§ Direction
Each entry in the listing below should be restated word for word.

[Data extracted from a collection]
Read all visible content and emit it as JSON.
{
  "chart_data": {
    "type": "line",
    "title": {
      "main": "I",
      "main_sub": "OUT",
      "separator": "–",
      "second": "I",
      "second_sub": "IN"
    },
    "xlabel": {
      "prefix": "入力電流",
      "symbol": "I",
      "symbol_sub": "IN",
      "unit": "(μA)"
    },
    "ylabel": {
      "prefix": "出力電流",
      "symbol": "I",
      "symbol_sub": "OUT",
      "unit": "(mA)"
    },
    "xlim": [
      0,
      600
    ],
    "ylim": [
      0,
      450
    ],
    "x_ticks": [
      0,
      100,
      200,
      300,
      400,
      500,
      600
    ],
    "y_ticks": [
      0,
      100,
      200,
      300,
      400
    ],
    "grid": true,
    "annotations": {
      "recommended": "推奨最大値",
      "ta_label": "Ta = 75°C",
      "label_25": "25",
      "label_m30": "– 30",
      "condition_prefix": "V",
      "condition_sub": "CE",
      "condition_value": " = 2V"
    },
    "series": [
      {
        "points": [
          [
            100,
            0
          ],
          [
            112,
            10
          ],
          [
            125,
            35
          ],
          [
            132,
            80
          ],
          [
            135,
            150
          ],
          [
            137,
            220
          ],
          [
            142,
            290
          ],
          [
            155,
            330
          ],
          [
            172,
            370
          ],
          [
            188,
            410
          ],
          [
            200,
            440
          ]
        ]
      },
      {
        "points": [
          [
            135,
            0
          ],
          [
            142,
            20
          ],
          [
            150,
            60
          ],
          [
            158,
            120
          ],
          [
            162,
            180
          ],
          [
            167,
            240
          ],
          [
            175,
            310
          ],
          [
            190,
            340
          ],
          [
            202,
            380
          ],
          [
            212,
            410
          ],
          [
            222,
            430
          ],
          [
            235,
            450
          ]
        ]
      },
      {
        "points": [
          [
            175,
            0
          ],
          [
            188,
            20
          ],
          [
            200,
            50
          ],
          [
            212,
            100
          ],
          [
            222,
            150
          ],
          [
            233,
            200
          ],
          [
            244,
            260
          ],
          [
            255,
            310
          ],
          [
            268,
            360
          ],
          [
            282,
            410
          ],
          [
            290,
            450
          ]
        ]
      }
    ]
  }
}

§ Written response
Read all visible content and emit it as JSON.
{
  "chart_data": {
    "type": "line",
    "title": {
      "main": "I",
      "main_sub": "OUT",
      "separator": "–",
      "second": "I",
      "second_sub": "IN"
    },
    "xlabel": {
      "prefix": "入力電流",
      "symbol": "I",
      "symbol_sub": "IN",
      "unit": "(μA)"
    },
    "ylabel": {
      "prefix": "出力電流",
      "symbol": "I",
      "symbol_sub": "OUT",
      "unit": "(mA)"
    },
    "xlim": [
      0,
      600
    ],
    "ylim": [
      0,
      450
    ],
    "x_ticks": [
      0,
      100,
      200,
      300,
      400,
      500,
      600
    ],
    "y_ticks": [
      0,
      100,
      200,
      300,
      400
    ],
    "grid": true,
    "annotations": {
      "recommended": "推奨最大値",
      "ta_label": "Ta = 75°C",
      "label_25": "25",
      "label_m30": "– 30",
      "condition_prefix": "V",
      "condition_sub": "CE",
      "condition_value": " = 2V"
    },
    "series": [
      {
        "points": [
          [
            100,
            0
          ],
          [
            112,
            10
          ],
          [
            125,
            35
          ],
          [
            132,
            80
          ],
          [
            135,
            150
          ],
          [
            137,
            220
          ],
          [
            142,
            290
          ],
          [
            155,
            330
          ],
          [
            172,
            370
          ],
          [
            188,
            410
          ],
          [
            200,
            440
          ]
        ]
      },
      {
        "points": [
          [
            135,
            0
          ],
          [
            142,
            20
          ],
          [
            150,
            60
          ],
          [
            158,
            120
          ],
          [
            162,
            180
          ],
          [
            167,
            240
          ],
          [
            175,
            310
          ],
          [
            190,
            340
          ],
          [
            202,
            380
          ],
          [
            212,
            410
          ],
          [
            222,
            430
          ],
          [
            235,
            450
          ]
        ]
      },
      {
        "points": [
          [
            175,
            0
          ],
          [
            188,
            20
          ],
          [
            200,
            50
          ],
          [
            212,
            100
          ],
          [
            222,
            150
          ],
          [
            233,
            200
          ],
          [
            244,
            260
          ],
          [
            255,
            310
          ],
          [
            268,
            360
          ],
          [
            282,
            410
          ],
          [
            290,
            450
          ]
        ]
      }
    ]
  }
}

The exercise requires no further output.